*Instruction*
Take all the material and copy it exactly.

*Supplied information*
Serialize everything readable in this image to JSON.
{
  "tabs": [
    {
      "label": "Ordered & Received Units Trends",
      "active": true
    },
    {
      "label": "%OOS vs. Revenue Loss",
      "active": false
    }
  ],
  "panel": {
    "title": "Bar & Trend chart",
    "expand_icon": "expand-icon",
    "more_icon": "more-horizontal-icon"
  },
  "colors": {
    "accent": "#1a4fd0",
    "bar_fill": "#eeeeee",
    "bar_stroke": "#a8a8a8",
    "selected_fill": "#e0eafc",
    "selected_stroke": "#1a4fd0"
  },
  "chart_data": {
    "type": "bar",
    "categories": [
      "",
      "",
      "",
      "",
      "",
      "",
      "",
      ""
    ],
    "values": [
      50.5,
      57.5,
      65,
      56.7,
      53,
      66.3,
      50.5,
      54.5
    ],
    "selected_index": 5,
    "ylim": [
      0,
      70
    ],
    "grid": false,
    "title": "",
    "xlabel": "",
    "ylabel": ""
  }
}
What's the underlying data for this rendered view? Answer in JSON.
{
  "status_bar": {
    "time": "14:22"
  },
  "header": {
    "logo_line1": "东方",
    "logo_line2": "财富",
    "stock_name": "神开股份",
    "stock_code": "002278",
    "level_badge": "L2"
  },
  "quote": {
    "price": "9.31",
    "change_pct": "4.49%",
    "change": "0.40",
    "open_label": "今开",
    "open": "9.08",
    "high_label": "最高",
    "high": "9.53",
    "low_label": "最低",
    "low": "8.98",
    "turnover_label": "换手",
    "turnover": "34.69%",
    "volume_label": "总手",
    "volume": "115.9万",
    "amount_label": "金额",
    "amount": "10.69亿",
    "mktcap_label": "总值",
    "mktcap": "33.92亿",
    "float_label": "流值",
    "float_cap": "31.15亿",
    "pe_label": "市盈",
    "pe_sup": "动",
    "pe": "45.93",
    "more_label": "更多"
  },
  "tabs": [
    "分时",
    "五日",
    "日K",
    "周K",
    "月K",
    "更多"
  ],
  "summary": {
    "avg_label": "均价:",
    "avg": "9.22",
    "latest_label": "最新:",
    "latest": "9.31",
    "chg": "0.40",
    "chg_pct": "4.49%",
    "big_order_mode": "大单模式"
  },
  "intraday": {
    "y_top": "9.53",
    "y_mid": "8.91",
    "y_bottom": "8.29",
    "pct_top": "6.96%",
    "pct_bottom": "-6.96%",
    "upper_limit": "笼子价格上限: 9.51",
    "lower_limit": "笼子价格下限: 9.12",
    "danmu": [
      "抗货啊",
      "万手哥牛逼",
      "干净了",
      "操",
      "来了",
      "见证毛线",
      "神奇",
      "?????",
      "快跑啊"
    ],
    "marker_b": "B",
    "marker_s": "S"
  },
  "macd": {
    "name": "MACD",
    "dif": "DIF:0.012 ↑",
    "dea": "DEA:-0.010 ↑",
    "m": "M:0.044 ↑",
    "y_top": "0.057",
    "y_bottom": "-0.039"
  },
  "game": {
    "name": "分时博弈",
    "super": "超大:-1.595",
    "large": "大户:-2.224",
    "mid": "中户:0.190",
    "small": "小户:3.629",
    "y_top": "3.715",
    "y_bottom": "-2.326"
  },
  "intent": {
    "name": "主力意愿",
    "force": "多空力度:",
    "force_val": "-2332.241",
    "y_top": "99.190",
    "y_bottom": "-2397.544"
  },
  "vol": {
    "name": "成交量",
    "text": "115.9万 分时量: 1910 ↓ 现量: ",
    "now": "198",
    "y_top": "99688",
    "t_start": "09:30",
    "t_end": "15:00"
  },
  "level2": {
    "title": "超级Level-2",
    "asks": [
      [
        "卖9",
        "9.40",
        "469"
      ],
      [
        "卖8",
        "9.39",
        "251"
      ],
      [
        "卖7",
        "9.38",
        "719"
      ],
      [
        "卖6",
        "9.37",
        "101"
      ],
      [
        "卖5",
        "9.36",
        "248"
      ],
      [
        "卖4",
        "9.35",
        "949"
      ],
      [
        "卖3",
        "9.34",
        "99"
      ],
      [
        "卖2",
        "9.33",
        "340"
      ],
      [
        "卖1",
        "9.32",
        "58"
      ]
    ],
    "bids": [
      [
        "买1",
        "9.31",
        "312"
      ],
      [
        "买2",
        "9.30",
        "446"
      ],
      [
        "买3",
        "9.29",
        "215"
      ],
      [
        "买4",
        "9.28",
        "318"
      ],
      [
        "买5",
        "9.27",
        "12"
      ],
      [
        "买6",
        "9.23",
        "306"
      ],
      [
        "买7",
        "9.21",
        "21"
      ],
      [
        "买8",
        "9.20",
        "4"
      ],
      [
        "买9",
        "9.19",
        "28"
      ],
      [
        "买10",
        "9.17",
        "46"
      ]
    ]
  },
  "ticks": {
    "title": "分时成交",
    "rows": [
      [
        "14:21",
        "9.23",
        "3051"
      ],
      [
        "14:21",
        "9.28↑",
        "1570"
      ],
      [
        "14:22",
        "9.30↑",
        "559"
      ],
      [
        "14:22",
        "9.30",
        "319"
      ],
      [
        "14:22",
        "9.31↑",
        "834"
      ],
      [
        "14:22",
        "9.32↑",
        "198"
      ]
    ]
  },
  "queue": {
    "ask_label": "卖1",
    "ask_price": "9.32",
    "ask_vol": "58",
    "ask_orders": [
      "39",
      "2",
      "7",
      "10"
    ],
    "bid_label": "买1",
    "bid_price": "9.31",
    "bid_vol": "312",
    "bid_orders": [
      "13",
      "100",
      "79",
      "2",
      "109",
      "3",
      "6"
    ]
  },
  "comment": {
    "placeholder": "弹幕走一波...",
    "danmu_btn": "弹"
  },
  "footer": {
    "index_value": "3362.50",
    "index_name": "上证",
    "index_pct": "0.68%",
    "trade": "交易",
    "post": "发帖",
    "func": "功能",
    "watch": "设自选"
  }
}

*Task response*
Serialize everything readable in this image to JSON.
{
  "tabs": [
    {
      "label": "Ordered & Received Units Trends",
      "active": true
    },
    {
      "label": "%OOS vs. Revenue Loss",
      "active": false
    }
  ],
  "panel": {
    "title": "Bar & Trend chart",
    "expand_icon": "expand-icon",
    "more_icon": "more-horizontal-icon"
  },
  "colors": {
    "accent": "#1a4fd0",
    "bar_fill": "#eeeeee",
    "bar_stroke": "#a8a8a8",
    "selected_fill": "#e0eafc",
    "selected_stroke": "#1a4fd0"
  },
  "chart_data": {
    "type": "bar",
    "categories": [
      "",
      "",
      "",
      "",
      "",
      "",
      "",
      ""
    ],
    "values": [
      50.5,
      57.5,
      65,
      56.7,
      53,
      66.3,
      50.5,
      54.5
    ],
    "selected_index": 5,
    "ylim": [
      0,
      70
    ],
    "grid": false,
    "title": "",
    "xlabel": "",
    "ylabel": ""
  }
}
What's the underlying data for this rendered view? Answer in JSON.
{
  "status_bar": {
    "time": "14:22"
  },
  "header": {
    "logo_line1": "东方",
    "logo_line2": "财富",
    "stock_name": "神开股份",
    "stock_code": "002278",
    "level_badge": "L2"
  },
  "quote": {
    "price": "9.31",
    "change_pct": "4.49%",
    "change": "0.40",
    "open_label": "今开",
    "open": "9.08",
    "high_label": "最高",
    "high": "9.53",
    "low_label": "最低",
    "low": "8.98",
    "turnover_label": "换手",
    "turnover": "34.69%",
    "volume_label": "总手",
    "volume": "115.9万",
    "amount_label": "金额",
    "amount": "10.69亿",
    "mktcap_label": "总值",
    "mktcap": "33.92亿",
    "float_label": "流值",
    "float_cap": "31.15亿",
    "pe_label": "市盈",
    "pe_sup": "动",
    "pe": "45.93",
    "more_label": "更多"
  },
  "tabs": [
    "分时",
    "五日",
    "日K",
    "周K",
    "月K",
    "更多"
  ],
  "summary": {
    "avg_label": "均价:",
    "avg": "9.22",
    "latest_label": "最新:",
    "latest": "9.31",
    "chg": "0.40",
    "chg_pct": "4.49%",
    "big_order_mode": "大单模式"
  },
  "intraday": {
    "y_top": "9.53",
    "y_mid": "8.91",
    "y_bottom": "8.29",
    "pct_top": "6.96%",
    "pct_bottom": "-6.96%",
    "upper_limit": "笼子价格上限: 9.51",
    "lower_limit": "笼子价格下限: 9.12",
    "danmu": [
      "抗货啊",
      "万手哥牛逼",
      "干净了",
      "操",
      "来了",
      "见证毛线",
      "神奇",
      "?????",
      "快跑啊"
    ],
    "marker_b": "B",
    "marker_s": "S"
  },
  "macd": {
    "name": "MACD",
    "dif": "DIF:0.012 ↑",
    "dea": "DEA:-0.010 ↑",
    "m": "M:0.044 ↑",
    "y_top": "0.057",
    "y_bottom": "-0.039"
  },
  "game": {
    "name": "分时博弈",
    "super": "超大:-1.595",
    "large": "大户:-2.224",
    "mid": "中户:0.190",
    "small": "小户:3.629",
    "y_top": "3.715",
    "y_bottom": "-2.326"
  },
  "intent": {
    "name": "主力意愿",
    "force": "多空力度:",
    "force_val": "-2332.241",
    "y_top": "99.190",
    "y_bottom": "-2397.544"
  },
  "vol": {
    "name": "成交量",
    "text": "115.9万 分时量: 1910 ↓ 现量: ",
    "now": "198",
    "y_top": "99688",
    "t_start": "09:30",
    "t_end": "15:00"
  },
  "level2": {
    "title": "超级Level-2",
    "asks": [
      [
        "卖9",
        "9.40",
        "469"
      ],
      [
        "卖8",
        "9.39",
        "251"
      ],
      [
        "卖7",
        "9.38",
        "719"
      ],
      [
        "卖6",
        "9.37",
        "101"
      ],
      [
        "卖5",
        "9.36",
        "248"
      ],
      [
        "卖4",
        "9.35",
        "949"
      ],
      [
        "卖3",
        "9.34",
        "99"
      ],
      [
        "卖2",
        "9.33",
        "340"
      ],
      [
        "卖1",
        "9.32",
        "58"
      ]
    ],
    "bids": [
      [
        "买1",
        "9.31",
        "312"
      ],
      [
        "买2",
        "9.30",
        "446"
      ],
      [
        "买3",
        "9.29",
        "215"
      ],
      [
        "买4",
        "9.28",
        "318"
      ],
      [
        "买5",
        "9.27",
        "12"
      ],
      [
        "买6",
        "9.23",
        "306"
      ],
      [
        "买7",
        "9.21",
        "21"
      ],
      [
        "买8",
        "9.20",
        "4"
      ],
      [
        "买9",
        "9.19",
        "28"
      ],
      [
        "买10",
        "9.17",
        "46"
      ]
    ]
  },
  "ticks": {
    "title": "分时成交",
    "rows": [
      [
        "14:21",
        "9.23",
        "3051"
      ],
      [
        "14:21",
        "9.28↑",
        "1570"
      ],
      [
        "14:22",
        "9.30↑",
        "559"
      ],
      [
        "14:22",
        "9.30",
        "319"
      ],
      [
        "14:22",
        "9.31↑",
        "834"
      ],
      [
        "14:22",
        "9.32↑",
        "198"
      ]
    ]
  },
  "queue": {
    "ask_label": "卖1",
    "ask_price": "9.32",
    "ask_vol": "58",
    "ask_orders": [
      "39",
      "2",
      "7",
      "10"
    ],
    "bid_label": "买1",
    "bid_price": "9.31",
    "bid_vol": "312",
    "bid_orders": [
      "13",
      "100",
      "79",
      "2",
      "109",
      "3",
      "6"
    ]
  },
  "comment": {
    "placeholder": "弹幕走一波...",
    "danmu_btn": "弹"
  },
  "footer": {
    "index_value": "3362.50",
    "index_name": "上证",
    "index_pct": "0.68%",
    "trade": "交易",
    "post": "发帖",
    "func": "功能",
    "watch": "设自选"
  }
}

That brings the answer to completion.